__THE DATA__.
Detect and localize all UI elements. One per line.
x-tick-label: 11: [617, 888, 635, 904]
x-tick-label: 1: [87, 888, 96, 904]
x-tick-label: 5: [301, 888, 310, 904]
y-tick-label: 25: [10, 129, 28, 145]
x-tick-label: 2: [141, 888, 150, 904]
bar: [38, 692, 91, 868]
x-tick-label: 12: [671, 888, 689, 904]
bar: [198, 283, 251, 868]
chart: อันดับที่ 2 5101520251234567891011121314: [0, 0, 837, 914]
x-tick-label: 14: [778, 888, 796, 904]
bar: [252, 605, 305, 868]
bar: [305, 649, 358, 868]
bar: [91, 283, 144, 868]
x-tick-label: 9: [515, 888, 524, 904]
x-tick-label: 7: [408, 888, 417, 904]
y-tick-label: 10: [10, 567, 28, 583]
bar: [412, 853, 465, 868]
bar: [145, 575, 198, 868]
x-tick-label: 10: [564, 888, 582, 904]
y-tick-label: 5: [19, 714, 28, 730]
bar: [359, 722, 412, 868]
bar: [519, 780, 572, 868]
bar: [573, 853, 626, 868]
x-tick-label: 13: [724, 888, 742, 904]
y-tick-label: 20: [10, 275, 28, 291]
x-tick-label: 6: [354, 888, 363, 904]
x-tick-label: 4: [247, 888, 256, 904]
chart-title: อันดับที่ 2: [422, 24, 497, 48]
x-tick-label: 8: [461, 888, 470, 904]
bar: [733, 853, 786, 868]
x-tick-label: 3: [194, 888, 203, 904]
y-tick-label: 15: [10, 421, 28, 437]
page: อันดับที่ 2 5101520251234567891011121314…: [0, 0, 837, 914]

__WHAT YOU HAVE TO DO__. Write out every line of the records above again, character for character, with nothing changed, added, or left out.

__REPLY__.
Detect and localize all UI elements. One per line.
x-tick-label: 11: [617, 888, 635, 904]
x-tick-label: 1: [87, 888, 96, 904]
x-tick-label: 5: [301, 888, 310, 904]
y-tick-label: 25: [10, 129, 28, 145]
x-tick-label: 2: [141, 888, 150, 904]
bar: [38, 692, 91, 868]
x-tick-label: 12: [671, 888, 689, 904]
bar: [198, 283, 251, 868]
chart: อันดับที่ 2 5101520251234567891011121314: [0, 0, 837, 914]
x-tick-label: 14: [778, 888, 796, 904]
bar: [252, 605, 305, 868]
bar: [305, 649, 358, 868]
bar: [91, 283, 144, 868]
x-tick-label: 9: [515, 888, 524, 904]
x-tick-label: 7: [408, 888, 417, 904]
y-tick-label: 10: [10, 567, 28, 583]
bar: [412, 853, 465, 868]
bar: [145, 575, 198, 868]
x-tick-label: 10: [564, 888, 582, 904]
y-tick-label: 5: [19, 714, 28, 730]
bar: [359, 722, 412, 868]
bar: [519, 780, 572, 868]
bar: [573, 853, 626, 868]
x-tick-label: 13: [724, 888, 742, 904]
y-tick-label: 20: [10, 275, 28, 291]
x-tick-label: 6: [354, 888, 363, 904]
x-tick-label: 4: [247, 888, 256, 904]
chart-title: อันดับที่ 2: [422, 24, 497, 48]
x-tick-label: 8: [461, 888, 470, 904]
bar: [733, 853, 786, 868]
x-tick-label: 3: [194, 888, 203, 904]
y-tick-label: 15: [10, 421, 28, 437]
page: อันดับที่ 2 5101520251234567891011121314…: [0, 0, 837, 914]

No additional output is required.